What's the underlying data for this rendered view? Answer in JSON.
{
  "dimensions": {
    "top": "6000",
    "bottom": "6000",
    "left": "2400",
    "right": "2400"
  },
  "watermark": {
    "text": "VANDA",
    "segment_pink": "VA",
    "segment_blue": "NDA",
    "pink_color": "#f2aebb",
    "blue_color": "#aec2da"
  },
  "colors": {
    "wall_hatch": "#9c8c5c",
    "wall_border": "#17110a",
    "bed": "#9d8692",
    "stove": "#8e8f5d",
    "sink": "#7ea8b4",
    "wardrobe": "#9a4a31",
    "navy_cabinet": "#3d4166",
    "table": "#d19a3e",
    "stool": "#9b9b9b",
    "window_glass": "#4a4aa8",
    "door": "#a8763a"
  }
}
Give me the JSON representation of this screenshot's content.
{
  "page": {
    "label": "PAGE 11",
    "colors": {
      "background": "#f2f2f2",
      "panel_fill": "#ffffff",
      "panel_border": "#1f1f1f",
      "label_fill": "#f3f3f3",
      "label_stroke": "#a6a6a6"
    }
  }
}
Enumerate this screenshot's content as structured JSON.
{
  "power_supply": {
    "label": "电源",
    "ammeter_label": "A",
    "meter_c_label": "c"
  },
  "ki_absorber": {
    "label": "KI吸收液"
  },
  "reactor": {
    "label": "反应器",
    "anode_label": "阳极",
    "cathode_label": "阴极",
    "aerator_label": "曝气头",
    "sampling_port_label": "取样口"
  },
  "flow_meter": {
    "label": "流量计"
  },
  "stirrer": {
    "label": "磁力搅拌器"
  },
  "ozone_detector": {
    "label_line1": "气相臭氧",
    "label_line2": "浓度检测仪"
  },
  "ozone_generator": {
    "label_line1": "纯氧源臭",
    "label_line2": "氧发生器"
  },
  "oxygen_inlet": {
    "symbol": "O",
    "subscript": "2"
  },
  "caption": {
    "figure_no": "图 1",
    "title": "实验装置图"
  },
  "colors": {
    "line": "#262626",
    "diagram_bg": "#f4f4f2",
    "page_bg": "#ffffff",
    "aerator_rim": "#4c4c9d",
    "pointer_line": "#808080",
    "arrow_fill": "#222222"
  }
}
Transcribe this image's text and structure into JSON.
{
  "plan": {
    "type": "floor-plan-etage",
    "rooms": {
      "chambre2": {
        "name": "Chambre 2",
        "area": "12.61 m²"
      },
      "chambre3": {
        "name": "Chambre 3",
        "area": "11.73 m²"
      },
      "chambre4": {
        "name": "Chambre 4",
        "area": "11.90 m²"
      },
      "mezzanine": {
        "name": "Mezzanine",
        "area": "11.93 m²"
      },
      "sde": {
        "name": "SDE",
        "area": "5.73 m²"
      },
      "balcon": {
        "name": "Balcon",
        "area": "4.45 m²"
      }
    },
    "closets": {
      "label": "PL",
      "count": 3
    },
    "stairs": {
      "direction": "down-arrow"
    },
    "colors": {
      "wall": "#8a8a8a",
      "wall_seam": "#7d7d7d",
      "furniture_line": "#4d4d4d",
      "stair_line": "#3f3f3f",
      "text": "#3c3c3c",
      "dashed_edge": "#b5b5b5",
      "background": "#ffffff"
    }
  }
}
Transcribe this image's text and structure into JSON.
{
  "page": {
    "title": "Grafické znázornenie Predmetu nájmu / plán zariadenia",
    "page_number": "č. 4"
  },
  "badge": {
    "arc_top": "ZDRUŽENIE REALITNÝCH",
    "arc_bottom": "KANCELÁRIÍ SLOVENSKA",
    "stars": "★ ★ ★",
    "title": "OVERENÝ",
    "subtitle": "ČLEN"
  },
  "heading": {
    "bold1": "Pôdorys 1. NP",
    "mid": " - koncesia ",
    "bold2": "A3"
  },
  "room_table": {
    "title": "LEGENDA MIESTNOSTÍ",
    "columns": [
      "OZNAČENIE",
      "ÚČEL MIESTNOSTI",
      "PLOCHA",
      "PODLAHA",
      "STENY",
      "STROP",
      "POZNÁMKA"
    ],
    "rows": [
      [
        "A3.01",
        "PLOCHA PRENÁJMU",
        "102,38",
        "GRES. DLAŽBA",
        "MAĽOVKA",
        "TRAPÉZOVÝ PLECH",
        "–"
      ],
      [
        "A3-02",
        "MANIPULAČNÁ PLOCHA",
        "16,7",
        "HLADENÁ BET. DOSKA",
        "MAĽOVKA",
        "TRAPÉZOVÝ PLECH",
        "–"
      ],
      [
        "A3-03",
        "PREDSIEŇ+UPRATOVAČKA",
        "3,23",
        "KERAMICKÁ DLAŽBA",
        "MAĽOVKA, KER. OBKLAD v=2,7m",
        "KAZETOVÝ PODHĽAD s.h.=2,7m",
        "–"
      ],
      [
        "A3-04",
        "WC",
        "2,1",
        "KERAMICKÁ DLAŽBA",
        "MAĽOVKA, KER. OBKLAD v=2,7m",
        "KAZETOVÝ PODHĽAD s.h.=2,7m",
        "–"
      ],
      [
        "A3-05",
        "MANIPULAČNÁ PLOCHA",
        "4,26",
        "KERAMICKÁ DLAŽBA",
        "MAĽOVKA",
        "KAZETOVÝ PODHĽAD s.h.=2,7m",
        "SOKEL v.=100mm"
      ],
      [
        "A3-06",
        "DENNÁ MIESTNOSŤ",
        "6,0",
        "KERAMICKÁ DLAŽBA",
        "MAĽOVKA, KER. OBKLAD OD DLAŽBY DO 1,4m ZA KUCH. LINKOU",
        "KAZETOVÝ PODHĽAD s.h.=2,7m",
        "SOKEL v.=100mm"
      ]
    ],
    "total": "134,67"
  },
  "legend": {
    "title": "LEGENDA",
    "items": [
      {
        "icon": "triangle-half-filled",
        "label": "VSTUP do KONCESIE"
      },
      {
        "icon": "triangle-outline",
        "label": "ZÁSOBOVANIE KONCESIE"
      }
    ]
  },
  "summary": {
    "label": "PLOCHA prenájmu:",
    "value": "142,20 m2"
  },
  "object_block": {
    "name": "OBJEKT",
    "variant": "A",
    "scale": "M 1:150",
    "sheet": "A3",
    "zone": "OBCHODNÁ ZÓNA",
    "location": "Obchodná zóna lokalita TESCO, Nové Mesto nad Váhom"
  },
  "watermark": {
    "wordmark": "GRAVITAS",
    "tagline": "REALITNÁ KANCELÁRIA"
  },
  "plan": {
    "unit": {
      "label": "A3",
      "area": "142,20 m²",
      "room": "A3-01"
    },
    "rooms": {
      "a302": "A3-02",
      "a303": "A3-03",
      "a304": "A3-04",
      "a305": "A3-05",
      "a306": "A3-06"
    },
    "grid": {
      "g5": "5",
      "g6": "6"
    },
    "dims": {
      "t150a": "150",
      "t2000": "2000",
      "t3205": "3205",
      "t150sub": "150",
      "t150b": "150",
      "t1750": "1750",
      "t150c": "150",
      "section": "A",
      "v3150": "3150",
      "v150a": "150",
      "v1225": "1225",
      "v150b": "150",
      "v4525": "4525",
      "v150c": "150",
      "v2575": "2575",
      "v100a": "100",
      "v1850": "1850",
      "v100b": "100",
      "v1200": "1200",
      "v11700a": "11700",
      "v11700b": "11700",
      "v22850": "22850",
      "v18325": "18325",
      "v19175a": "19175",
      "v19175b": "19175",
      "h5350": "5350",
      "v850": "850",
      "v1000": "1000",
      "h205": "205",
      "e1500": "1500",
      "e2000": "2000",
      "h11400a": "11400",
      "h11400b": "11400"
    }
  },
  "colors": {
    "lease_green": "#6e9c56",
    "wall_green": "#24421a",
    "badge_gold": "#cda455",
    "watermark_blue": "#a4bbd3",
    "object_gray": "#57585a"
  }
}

GIVEN PROBLEM » Reproduce each record shown above without altering a single word.

EXERCISE OUTPUT »
What's the underlying data for this rendered view? Answer in JSON.
{
  "dimensions": {
    "top": "6000",
    "bottom": "6000",
    "left": "2400",
    "right": "2400"
  },
  "watermark": {
    "text": "VANDA",
    "segment_pink": "VA",
    "segment_blue": "NDA",
    "pink_color": "#f2aebb",
    "blue_color": "#aec2da"
  },
  "colors": {
    "wall_hatch": "#9c8c5c",
    "wall_border": "#17110a",
    "bed": "#9d8692",
    "stove": "#8e8f5d",
    "sink": "#7ea8b4",
    "wardrobe": "#9a4a31",
    "navy_cabinet": "#3d4166",
    "table": "#d19a3e",
    "stool": "#9b9b9b",
    "window_glass": "#4a4aa8",
    "door": "#a8763a"
  }
}
Give me the JSON representation of this screenshot's content.
{
  "page": {
    "label": "PAGE 11",
    "colors": {
      "background": "#f2f2f2",
      "panel_fill": "#ffffff",
      "panel_border": "#1f1f1f",
      "label_fill": "#f3f3f3",
      "label_stroke": "#a6a6a6"
    }
  }
}
Enumerate this screenshot's content as structured JSON.
{
  "power_supply": {
    "label": "电源",
    "ammeter_label": "A",
    "meter_c_label": "c"
  },
  "ki_absorber": {
    "label": "KI吸收液"
  },
  "reactor": {
    "label": "反应器",
    "anode_label": "阳极",
    "cathode_label": "阴极",
    "aerator_label": "曝气头",
    "sampling_port_label": "取样口"
  },
  "flow_meter": {
    "label": "流量计"
  },
  "stirrer": {
    "label": "磁力搅拌器"
  },
  "ozone_detector": {
    "label_line1": "气相臭氧",
    "label_line2": "浓度检测仪"
  },
  "ozone_generator": {
    "label_line1": "纯氧源臭",
    "label_line2": "氧发生器"
  },
  "oxygen_inlet": {
    "symbol": "O",
    "subscript": "2"
  },
  "caption": {
    "figure_no": "图 1",
    "title": "实验装置图"
  },
  "colors": {
    "line": "#262626",
    "diagram_bg": "#f4f4f2",
    "page_bg": "#ffffff",
    "aerator_rim": "#4c4c9d",
    "pointer_line": "#808080",
    "arrow_fill": "#222222"
  }
}
Transcribe this image's text and structure into JSON.
{
  "plan": {
    "type": "floor-plan-etage",
    "rooms": {
      "chambre2": {
        "name": "Chambre 2",
        "area": "12.61 m²"
      },
      "chambre3": {
        "name": "Chambre 3",
        "area": "11.73 m²"
      },
      "chambre4": {
        "name": "Chambre 4",
        "area": "11.90 m²"
      },
      "mezzanine": {
        "name": "Mezzanine",
        "area": "11.93 m²"
      },
      "sde": {
        "name": "SDE",
        "area": "5.73 m²"
      },
      "balcon": {
        "name": "Balcon",
        "area": "4.45 m²"
      }
    },
    "closets": {
      "label": "PL",
      "count": 3
    },
    "stairs": {
      "direction": "down-arrow"
    },
    "colors": {
      "wall": "#8a8a8a",
      "wall_seam": "#7d7d7d",
      "furniture_line": "#4d4d4d",
      "stair_line": "#3f3f3f",
      "text": "#3c3c3c",
      "dashed_edge": "#b5b5b5",
      "background": "#ffffff"
    }
  }
}
Transcribe this image's text and structure into JSON.
{
  "page": {
    "title": "Grafické znázornenie Predmetu nájmu / plán zariadenia",
    "page_number": "č. 4"
  },
  "badge": {
    "arc_top": "ZDRUŽENIE REALITNÝCH",
    "arc_bottom": "KANCELÁRIÍ SLOVENSKA",
    "stars": "★ ★ ★",
    "title": "OVERENÝ",
    "subtitle": "ČLEN"
  },
  "heading": {
    "bold1": "Pôdorys 1. NP",
    "mid": " - koncesia ",
    "bold2": "A3"
  },
  "room_table": {
    "title": "LEGENDA MIESTNOSTÍ",
    "columns": [
      "OZNAČENIE",
      "ÚČEL MIESTNOSTI",
      "PLOCHA",
      "PODLAHA",
      "STENY",
      "STROP",
      "POZNÁMKA"
    ],
    "rows": [
      [
        "A3.01",
        "PLOCHA PRENÁJMU",
        "102,38",
        "GRES. DLAŽBA",
        "MAĽOVKA",
        "TRAPÉZOVÝ PLECH",
        "–"
      ],
      [
        "A3-02",
        "MANIPULAČNÁ PLOCHA",
        "16,7",
        "HLADENÁ BET. DOSKA",
        "MAĽOVKA",
        "TRAPÉZOVÝ PLECH",
        "–"
      ],
      [
        "A3-03",
        "PREDSIEŇ+UPRATOVAČKA",
        "3,23",
        "KERAMICKÁ DLAŽBA",
        "MAĽOVKA, KER. OBKLAD v=2,7m",
        "KAZETOVÝ PODHĽAD s.h.=2,7m",
        "–"
      ],
      [
        "A3-04",
        "WC",
        "2,1",
        "KERAMICKÁ DLAŽBA",
        "MAĽOVKA, KER. OBKLAD v=2,7m",
        "KAZETOVÝ PODHĽAD s.h.=2,7m",
        "–"
      ],
      [
        "A3-05",
        "MANIPULAČNÁ PLOCHA",
        "4,26",
        "KERAMICKÁ DLAŽBA",
        "MAĽOVKA",
        "KAZETOVÝ PODHĽAD s.h.=2,7m",
        "SOKEL v.=100mm"
      ],
      [
        "A3-06",
        "DENNÁ MIESTNOSŤ",
        "6,0",
        "KERAMICKÁ DLAŽBA",
        "MAĽOVKA, KER. OBKLAD OD DLAŽBY DO 1,4m ZA KUCH. LINKOU",
        "KAZETOVÝ PODHĽAD s.h.=2,7m",
        "SOKEL v.=100mm"
      ]
    ],
    "total": "134,67"
  },
  "legend": {
    "title": "LEGENDA",
    "items": [
      {
        "icon": "triangle-half-filled",
        "label": "VSTUP do KONCESIE"
      },
      {
        "icon": "triangle-outline",
        "label": "ZÁSOBOVANIE KONCESIE"
      }
    ]
  },
  "summary": {
    "label": "PLOCHA prenájmu:",
    "value": "142,20 m2"
  },
  "object_block": {
    "name": "OBJEKT",
    "variant": "A",
    "scale": "M 1:150",
    "sheet": "A3",
    "zone": "OBCHODNÁ ZÓNA",
    "location": "Obchodná zóna lokalita TESCO, Nové Mesto nad Váhom"
  },
  "watermark": {
    "wordmark": "GRAVITAS",
    "tagline": "REALITNÁ KANCELÁRIA"
  },
  "plan": {
    "unit": {
      "label": "A3",
      "area": "142,20 m²",
      "room": "A3-01"
    },
    "rooms": {
      "a302": "A3-02",
      "a303": "A3-03",
      "a304": "A3-04",
      "a305": "A3-05",
      "a306": "A3-06"
    },
    "grid": {
      "g5": "5",
      "g6": "6"
    },
    "dims": {
      "t150a": "150",
      "t2000": "2000",
      "t3205": "3205",
      "t150sub": "150",
      "t150b": "150",
      "t1750": "1750",
      "t150c": "150",
      "section": "A",
      "v3150": "3150",
      "v150a": "150",
      "v1225": "1225",
      "v150b": "150",
      "v4525": "4525",
      "v150c": "150",
      "v2575": "2575",
      "v100a": "100",
      "v1850": "1850",
      "v100b": "100",
      "v1200": "1200",
      "v11700a": "11700",
      "v11700b": "11700",
      "v22850": "22850",
      "v18325": "18325",
      "v19175a": "19175",
      "v19175b": "19175",
      "h5350": "5350",
      "v850": "850",
      "v1000": "1000",
      "h205": "205",
      "e1500": "1500",
      "e2000": "2000",
      "h11400a": "11400",
      "h11400b": "11400"
    }
  },
  "colors": {
    "lease_green": "#6e9c56",
    "wall_green": "#24421a",
    "badge_gold": "#cda455",
    "watermark_blue": "#a4bbd3",
    "object_gray": "#57585a"
  }
}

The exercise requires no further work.